— START Available data —

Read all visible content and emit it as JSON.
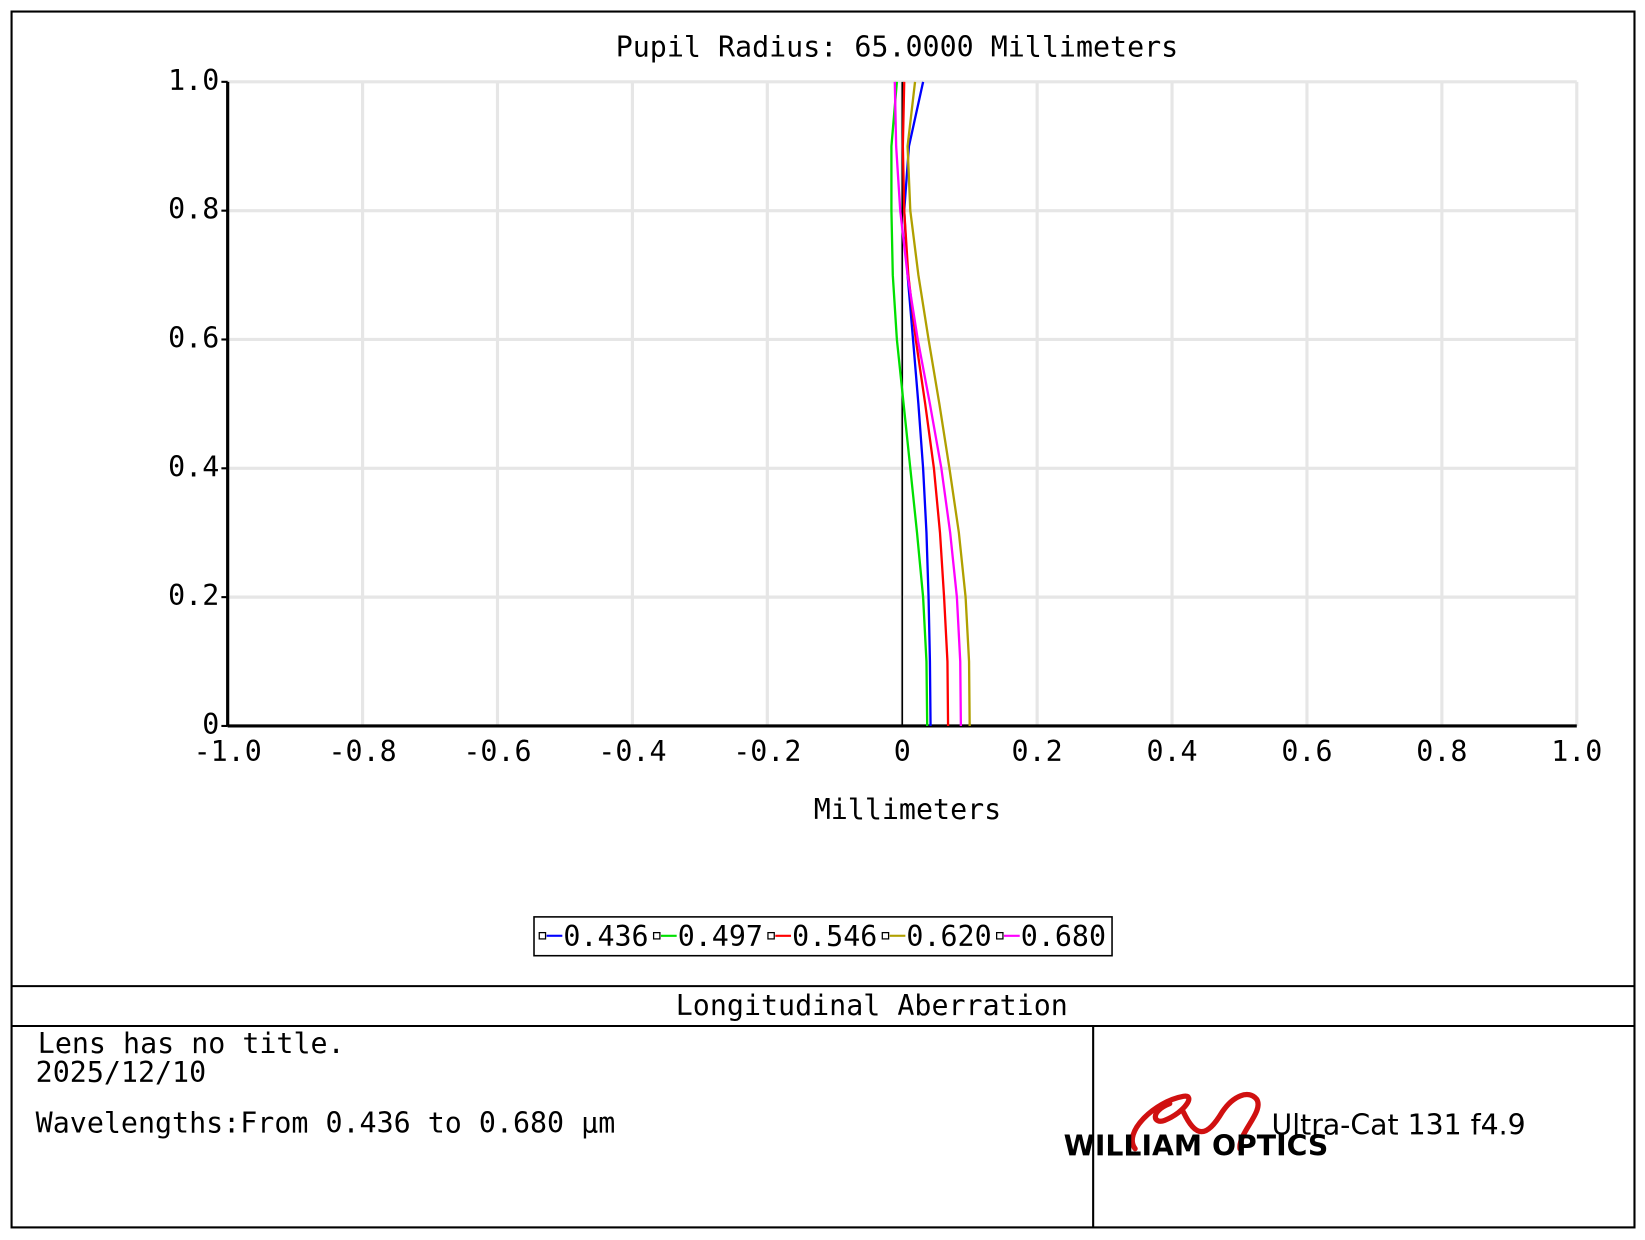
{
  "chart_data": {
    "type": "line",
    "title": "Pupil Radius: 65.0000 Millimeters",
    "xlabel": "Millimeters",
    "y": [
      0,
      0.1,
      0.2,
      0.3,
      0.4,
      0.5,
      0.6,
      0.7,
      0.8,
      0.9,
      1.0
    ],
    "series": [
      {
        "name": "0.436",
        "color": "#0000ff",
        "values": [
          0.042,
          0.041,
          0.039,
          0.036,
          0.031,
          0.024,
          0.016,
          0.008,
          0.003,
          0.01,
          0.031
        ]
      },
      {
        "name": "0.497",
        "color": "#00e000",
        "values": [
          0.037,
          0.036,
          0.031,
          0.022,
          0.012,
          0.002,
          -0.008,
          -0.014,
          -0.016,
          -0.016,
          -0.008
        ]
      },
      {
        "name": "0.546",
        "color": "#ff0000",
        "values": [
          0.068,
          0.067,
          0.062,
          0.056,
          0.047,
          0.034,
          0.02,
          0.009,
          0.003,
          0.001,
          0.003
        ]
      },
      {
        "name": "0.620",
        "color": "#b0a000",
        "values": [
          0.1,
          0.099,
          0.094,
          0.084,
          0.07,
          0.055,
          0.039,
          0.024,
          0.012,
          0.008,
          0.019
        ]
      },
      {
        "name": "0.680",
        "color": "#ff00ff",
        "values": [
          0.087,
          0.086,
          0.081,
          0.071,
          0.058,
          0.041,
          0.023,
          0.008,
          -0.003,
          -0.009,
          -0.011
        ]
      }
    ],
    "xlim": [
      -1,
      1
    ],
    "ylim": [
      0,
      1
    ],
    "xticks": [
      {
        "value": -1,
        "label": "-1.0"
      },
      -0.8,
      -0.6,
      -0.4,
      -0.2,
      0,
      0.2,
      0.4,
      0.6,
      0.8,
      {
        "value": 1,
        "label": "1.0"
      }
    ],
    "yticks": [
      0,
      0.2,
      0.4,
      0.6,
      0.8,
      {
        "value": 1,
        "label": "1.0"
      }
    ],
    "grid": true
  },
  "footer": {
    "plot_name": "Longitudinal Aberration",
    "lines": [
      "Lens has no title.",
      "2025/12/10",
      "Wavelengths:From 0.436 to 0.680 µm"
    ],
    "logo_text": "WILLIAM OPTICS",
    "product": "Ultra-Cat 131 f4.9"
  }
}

— END Available data —

Description of the task> Copy all the entries word for word. Omit any pictures.

Reply>
Read all visible content and emit it as JSON.
{
  "chart_data": {
    "type": "line",
    "title": "Pupil Radius: 65.0000 Millimeters",
    "xlabel": "Millimeters",
    "y": [
      0,
      0.1,
      0.2,
      0.3,
      0.4,
      0.5,
      0.6,
      0.7,
      0.8,
      0.9,
      1.0
    ],
    "series": [
      {
        "name": "0.436",
        "color": "#0000ff",
        "values": [
          0.042,
          0.041,
          0.039,
          0.036,
          0.031,
          0.024,
          0.016,
          0.008,
          0.003,
          0.01,
          0.031
        ]
      },
      {
        "name": "0.497",
        "color": "#00e000",
        "values": [
          0.037,
          0.036,
          0.031,
          0.022,
          0.012,
          0.002,
          -0.008,
          -0.014,
          -0.016,
          -0.016,
          -0.008
        ]
      },
      {
        "name": "0.546",
        "color": "#ff0000",
        "values": [
          0.068,
          0.067,
          0.062,
          0.056,
          0.047,
          0.034,
          0.02,
          0.009,
          0.003,
          0.001,
          0.003
        ]
      },
      {
        "name": "0.620",
        "color": "#b0a000",
        "values": [
          0.1,
          0.099,
          0.094,
          0.084,
          0.07,
          0.055,
          0.039,
          0.024,
          0.012,
          0.008,
          0.019
        ]
      },
      {
        "name": "0.680",
        "color": "#ff00ff",
        "values": [
          0.087,
          0.086,
          0.081,
          0.071,
          0.058,
          0.041,
          0.023,
          0.008,
          -0.003,
          -0.009,
          -0.011
        ]
      }
    ],
    "xlim": [
      -1,
      1
    ],
    "ylim": [
      0,
      1
    ],
    "xticks": [
      {
        "value": -1,
        "label": "-1.0"
      },
      -0.8,
      -0.6,
      -0.4,
      -0.2,
      0,
      0.2,
      0.4,
      0.6,
      0.8,
      {
        "value": 1,
        "label": "1.0"
      }
    ],
    "yticks": [
      0,
      0.2,
      0.4,
      0.6,
      0.8,
      {
        "value": 1,
        "label": "1.0"
      }
    ],
    "grid": true
  },
  "footer": {
    "plot_name": "Longitudinal Aberration",
    "lines": [
      "Lens has no title.",
      "2025/12/10",
      "Wavelengths:From 0.436 to 0.680 µm"
    ],
    "logo_text": "WILLIAM OPTICS",
    "product": "Ultra-Cat 131 f4.9"
  }
}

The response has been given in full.